## start

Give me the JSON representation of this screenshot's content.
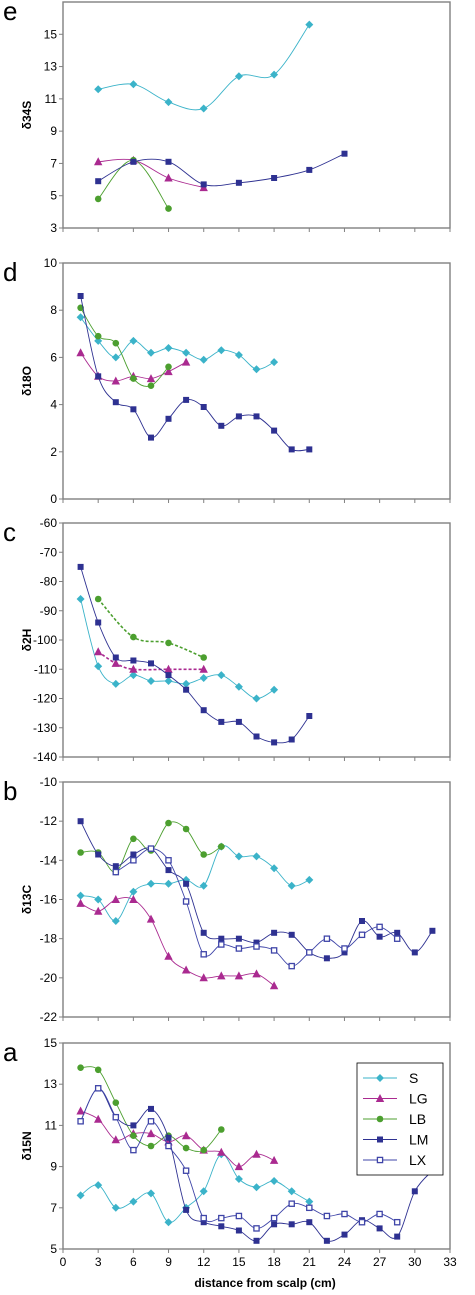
{
  "colors": {
    "S": "#3BB3C9",
    "LG": "#AA2A90",
    "LB": "#4C9F2F",
    "LM": "#2E3191",
    "LX": "#3F45A8",
    "frame": "#808080",
    "text": "#000000"
  },
  "x_axis": {
    "title": "distance from scalp (cm)",
    "ticks": [
      0,
      3,
      6,
      9,
      12,
      15,
      18,
      21,
      24,
      27,
      30,
      33
    ],
    "xlim": [
      0,
      33
    ]
  },
  "chart_data": [
    {
      "panel": "e",
      "type": "line",
      "ylabel": "δ34S",
      "ylim": [
        3,
        17
      ],
      "yticks": [
        3,
        5,
        7,
        9,
        11,
        13,
        15
      ],
      "series": [
        {
          "name": "S",
          "x": [
            3,
            6,
            9,
            12,
            15,
            18,
            21
          ],
          "y": [
            11.6,
            11.9,
            10.8,
            10.4,
            12.4,
            12.5,
            15.6
          ]
        },
        {
          "name": "LG",
          "x": [
            3,
            6,
            9,
            12
          ],
          "y": [
            7.1,
            7.2,
            6.1,
            5.5
          ]
        },
        {
          "name": "LB",
          "x": [
            3,
            6,
            9
          ],
          "y": [
            4.8,
            7.2,
            4.2
          ]
        },
        {
          "name": "LM",
          "x": [
            3,
            6,
            9,
            12,
            15,
            18,
            21,
            24
          ],
          "y": [
            5.9,
            7.1,
            7.1,
            5.7,
            5.8,
            6.1,
            6.6,
            7.6
          ]
        }
      ]
    },
    {
      "panel": "d",
      "type": "line",
      "ylabel": "δ18O",
      "ylim": [
        0,
        10
      ],
      "yticks": [
        0,
        2,
        4,
        6,
        8,
        10
      ],
      "series": [
        {
          "name": "S",
          "x": [
            1.5,
            3,
            4.5,
            6,
            7.5,
            9,
            10.5,
            12,
            13.5,
            15,
            16.5,
            18
          ],
          "y": [
            7.7,
            6.7,
            6.0,
            6.7,
            6.2,
            6.4,
            6.2,
            5.9,
            6.3,
            6.1,
            5.5,
            5.8
          ]
        },
        {
          "name": "LG",
          "x": [
            1.5,
            3,
            4.5,
            6,
            7.5,
            9,
            10.5
          ],
          "y": [
            6.2,
            5.2,
            5.0,
            5.2,
            5.1,
            5.4,
            5.8
          ]
        },
        {
          "name": "LB",
          "x": [
            1.5,
            3,
            4.5,
            6,
            7.5,
            9
          ],
          "y": [
            8.1,
            6.9,
            6.6,
            5.1,
            4.8,
            5.6
          ]
        },
        {
          "name": "LM",
          "x": [
            1.5,
            3,
            4.5,
            6,
            7.5,
            9,
            10.5,
            12,
            13.5,
            15,
            16.5,
            18,
            19.5,
            21
          ],
          "y": [
            8.6,
            5.2,
            4.1,
            3.8,
            2.6,
            3.4,
            4.2,
            3.9,
            3.1,
            3.5,
            3.5,
            2.9,
            2.1,
            2.1
          ]
        }
      ]
    },
    {
      "panel": "c",
      "type": "line",
      "ylabel": "δ2H",
      "ylim": [
        -140,
        -60
      ],
      "yticks": [
        -140,
        -130,
        -120,
        -110,
        -100,
        -90,
        -80,
        -70,
        -60
      ],
      "series": [
        {
          "name": "S",
          "x": [
            1.5,
            3,
            4.5,
            6,
            7.5,
            9,
            10.5,
            12,
            13.5,
            15,
            16.5,
            18
          ],
          "y": [
            -86,
            -109,
            -115,
            -112,
            -114,
            -114,
            -115,
            -113,
            -112,
            -116,
            -120,
            -117
          ]
        },
        {
          "name": "LG",
          "x": [
            3,
            4.5,
            6,
            9,
            12
          ],
          "y": [
            -104,
            -108,
            -110,
            -110,
            -110
          ],
          "dashed": true
        },
        {
          "name": "LB",
          "x": [
            3,
            6,
            9,
            12
          ],
          "y": [
            -86,
            -99,
            -101,
            -106
          ],
          "dashed": true
        },
        {
          "name": "LM",
          "x": [
            1.5,
            3,
            4.5,
            6,
            7.5,
            9,
            10.5,
            12,
            13.5,
            15,
            16.5,
            18,
            19.5,
            21
          ],
          "y": [
            -75,
            -94,
            -106,
            -107,
            -108,
            -112,
            -117,
            -124,
            -128,
            -128,
            -133,
            -135,
            -134,
            -126
          ]
        }
      ]
    },
    {
      "panel": "b",
      "type": "line",
      "ylabel": "δ13C",
      "ylim": [
        -22,
        -10
      ],
      "yticks": [
        -22,
        -20,
        -18,
        -16,
        -14,
        -12,
        -10
      ],
      "series": [
        {
          "name": "S",
          "x": [
            1.5,
            3,
            4.5,
            6,
            7.5,
            9,
            10.5,
            12,
            13.5,
            15,
            16.5,
            18,
            19.5,
            21
          ],
          "y": [
            -15.8,
            -16.0,
            -17.1,
            -15.6,
            -15.2,
            -15.2,
            -15.0,
            -15.3,
            -13.3,
            -13.8,
            -13.8,
            -14.4,
            -15.3,
            -15.0
          ]
        },
        {
          "name": "LG",
          "x": [
            1.5,
            3,
            4.5,
            6,
            7.5,
            9,
            10.5,
            12,
            13.5,
            15,
            16.5,
            18
          ],
          "y": [
            -16.2,
            -16.6,
            -16.0,
            -16.0,
            -17.0,
            -18.9,
            -19.6,
            -20.0,
            -19.9,
            -19.9,
            -19.8,
            -20.4
          ]
        },
        {
          "name": "LB",
          "x": [
            1.5,
            3,
            4.5,
            6,
            7.5,
            9,
            10.5,
            12,
            13.5
          ],
          "y": [
            -13.6,
            -13.6,
            -14.6,
            -12.9,
            -13.5,
            -12.1,
            -12.4,
            -13.7,
            -13.3
          ]
        },
        {
          "name": "LM",
          "x": [
            1.5,
            3,
            4.5,
            6,
            7.5,
            9,
            10.5,
            12,
            13.5,
            15,
            16.5,
            18,
            19.5,
            21,
            22.5,
            24,
            25.5,
            27,
            28.5,
            30,
            31.5
          ],
          "y": [
            -12.0,
            -13.7,
            -14.3,
            -13.7,
            -13.4,
            -14.5,
            -15.2,
            -17.7,
            -18.0,
            -18.0,
            -18.2,
            -17.7,
            -17.8,
            -18.7,
            -19.0,
            -18.7,
            -17.1,
            -17.9,
            -17.7,
            -18.7,
            -17.6
          ]
        },
        {
          "name": "LX",
          "x": [
            4.5,
            6,
            7.5,
            9,
            10.5,
            12,
            13.5,
            15,
            16.5,
            18,
            19.5,
            21,
            22.5,
            24,
            25.5,
            27,
            28.5
          ],
          "y": [
            -14.6,
            -14.0,
            -13.4,
            -14.0,
            -16.1,
            -18.8,
            -18.3,
            -18.5,
            -18.4,
            -18.6,
            -19.4,
            -18.7,
            -18.0,
            -18.5,
            -17.8,
            -17.4,
            -18.0
          ]
        }
      ]
    },
    {
      "panel": "a",
      "type": "line",
      "ylabel": "δ15N",
      "ylim": [
        5,
        15
      ],
      "yticks": [
        5,
        7,
        9,
        11,
        13,
        15
      ],
      "legend": {
        "placement": "top-right",
        "entries": [
          "S",
          "LG",
          "LB",
          "LM",
          "LX"
        ]
      },
      "series": [
        {
          "name": "S",
          "x": [
            1.5,
            3,
            4.5,
            6,
            7.5,
            9,
            10.5,
            12,
            13.5,
            15,
            16.5,
            18,
            19.5,
            21
          ],
          "y": [
            7.6,
            8.1,
            7.0,
            7.3,
            7.7,
            6.3,
            7.0,
            7.8,
            9.6,
            8.4,
            8.0,
            8.3,
            7.8,
            7.3
          ]
        },
        {
          "name": "LG",
          "x": [
            1.5,
            3,
            4.5,
            6,
            7.5,
            9,
            10.5,
            12,
            13.5,
            15,
            16.5,
            18
          ],
          "y": [
            11.7,
            11.3,
            10.3,
            10.6,
            10.6,
            10.2,
            10.5,
            9.8,
            9.7,
            9.0,
            9.6,
            9.3
          ]
        },
        {
          "name": "LB",
          "x": [
            1.5,
            3,
            4.5,
            6,
            7.5,
            9,
            10.5,
            12,
            13.5
          ],
          "y": [
            13.8,
            13.7,
            12.1,
            10.5,
            10.0,
            10.5,
            9.9,
            9.8,
            10.8
          ]
        },
        {
          "name": "LM",
          "x": [
            1.5,
            3,
            4.5,
            6,
            7.5,
            9,
            10.5,
            12,
            13.5,
            15,
            16.5,
            18,
            19.5,
            21,
            22.5,
            24,
            25.5,
            27,
            28.5,
            30,
            31.5
          ],
          "y": [
            11.2,
            12.8,
            11.4,
            11.0,
            11.8,
            10.4,
            6.9,
            6.3,
            6.1,
            5.9,
            5.4,
            6.2,
            6.2,
            6.3,
            5.4,
            5.7,
            6.4,
            6.0,
            5.6,
            7.8,
            8.8
          ]
        },
        {
          "name": "LX",
          "x": [
            1.5,
            3,
            4.5,
            6,
            7.5,
            9,
            10.5,
            12,
            13.5,
            15,
            16.5,
            18,
            19.5,
            21,
            22.5,
            24,
            25.5,
            27,
            28.5
          ],
          "y": [
            11.2,
            12.8,
            11.4,
            9.8,
            11.2,
            10.0,
            8.8,
            6.5,
            6.5,
            6.6,
            6.0,
            6.5,
            7.2,
            7.0,
            6.6,
            6.7,
            6.3,
            6.7,
            6.3
          ]
        }
      ]
    }
  ]
}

## end

### WRITTEN EXERCISE:
Select and copy every line from the records that includes the word "panel".

### CORRECT OUTPUT:
      "panel": "e",
      "panel": "d",
      "panel": "c",
      "panel": "b",
      "panel": "a",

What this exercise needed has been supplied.